→ Your objective: State how many lines include "wordt", giving the number by itself.

→ Stored items from a collection:
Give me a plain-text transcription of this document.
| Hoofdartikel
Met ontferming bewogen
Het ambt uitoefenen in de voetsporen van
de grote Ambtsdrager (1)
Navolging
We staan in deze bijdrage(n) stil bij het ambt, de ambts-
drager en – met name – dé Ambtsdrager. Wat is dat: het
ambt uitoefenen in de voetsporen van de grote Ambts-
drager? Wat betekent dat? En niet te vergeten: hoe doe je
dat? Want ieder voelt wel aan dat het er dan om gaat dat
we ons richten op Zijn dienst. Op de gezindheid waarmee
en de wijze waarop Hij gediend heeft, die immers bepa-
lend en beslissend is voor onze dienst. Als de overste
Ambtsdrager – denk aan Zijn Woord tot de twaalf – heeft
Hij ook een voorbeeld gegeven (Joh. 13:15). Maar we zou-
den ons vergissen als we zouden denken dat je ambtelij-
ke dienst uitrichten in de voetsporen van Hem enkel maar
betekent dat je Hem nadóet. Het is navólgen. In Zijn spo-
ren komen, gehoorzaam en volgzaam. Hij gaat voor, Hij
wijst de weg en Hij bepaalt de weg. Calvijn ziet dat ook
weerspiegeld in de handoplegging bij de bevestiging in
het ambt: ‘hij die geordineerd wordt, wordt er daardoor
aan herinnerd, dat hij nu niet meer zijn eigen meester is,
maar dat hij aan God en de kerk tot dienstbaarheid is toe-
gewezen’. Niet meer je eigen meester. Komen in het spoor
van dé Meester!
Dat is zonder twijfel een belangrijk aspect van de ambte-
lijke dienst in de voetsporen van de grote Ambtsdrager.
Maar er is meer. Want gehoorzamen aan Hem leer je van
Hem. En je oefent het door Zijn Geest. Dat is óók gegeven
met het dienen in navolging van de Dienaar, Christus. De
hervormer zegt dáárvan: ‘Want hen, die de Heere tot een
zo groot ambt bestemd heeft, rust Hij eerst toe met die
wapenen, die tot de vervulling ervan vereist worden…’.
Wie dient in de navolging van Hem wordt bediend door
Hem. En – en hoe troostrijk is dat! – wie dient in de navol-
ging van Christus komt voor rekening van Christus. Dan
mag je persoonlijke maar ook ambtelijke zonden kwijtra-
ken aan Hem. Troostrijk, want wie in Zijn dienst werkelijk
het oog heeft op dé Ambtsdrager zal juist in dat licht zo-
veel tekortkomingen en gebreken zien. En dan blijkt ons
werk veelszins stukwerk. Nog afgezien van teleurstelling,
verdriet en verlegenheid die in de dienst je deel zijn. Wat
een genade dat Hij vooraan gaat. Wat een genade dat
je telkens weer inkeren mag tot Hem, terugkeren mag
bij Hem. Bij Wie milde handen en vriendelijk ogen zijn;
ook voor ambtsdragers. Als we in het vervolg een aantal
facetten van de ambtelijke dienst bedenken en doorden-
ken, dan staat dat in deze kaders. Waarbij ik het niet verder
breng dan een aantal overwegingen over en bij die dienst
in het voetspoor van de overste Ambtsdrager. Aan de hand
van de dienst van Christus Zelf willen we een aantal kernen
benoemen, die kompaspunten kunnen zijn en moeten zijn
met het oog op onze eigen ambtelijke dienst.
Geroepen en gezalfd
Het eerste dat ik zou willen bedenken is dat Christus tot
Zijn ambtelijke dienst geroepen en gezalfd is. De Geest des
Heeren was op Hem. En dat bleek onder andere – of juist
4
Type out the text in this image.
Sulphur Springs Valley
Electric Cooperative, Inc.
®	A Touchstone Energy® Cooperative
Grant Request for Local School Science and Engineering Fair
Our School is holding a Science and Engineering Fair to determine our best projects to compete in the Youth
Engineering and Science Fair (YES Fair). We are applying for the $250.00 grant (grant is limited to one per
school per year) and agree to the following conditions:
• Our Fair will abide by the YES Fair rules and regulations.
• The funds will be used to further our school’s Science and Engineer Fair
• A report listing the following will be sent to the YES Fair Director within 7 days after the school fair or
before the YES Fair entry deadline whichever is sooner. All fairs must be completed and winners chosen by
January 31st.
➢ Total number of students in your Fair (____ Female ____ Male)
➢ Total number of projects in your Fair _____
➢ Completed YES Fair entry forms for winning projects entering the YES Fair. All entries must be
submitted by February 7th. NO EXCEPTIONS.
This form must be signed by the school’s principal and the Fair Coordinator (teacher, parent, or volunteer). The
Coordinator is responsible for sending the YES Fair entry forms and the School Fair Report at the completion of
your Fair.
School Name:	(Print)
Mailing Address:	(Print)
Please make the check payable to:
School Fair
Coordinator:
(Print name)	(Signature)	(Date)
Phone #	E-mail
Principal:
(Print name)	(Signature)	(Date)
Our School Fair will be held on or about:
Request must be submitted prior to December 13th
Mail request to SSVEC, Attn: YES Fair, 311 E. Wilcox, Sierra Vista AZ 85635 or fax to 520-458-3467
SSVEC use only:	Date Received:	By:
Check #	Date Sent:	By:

→ Solution: 2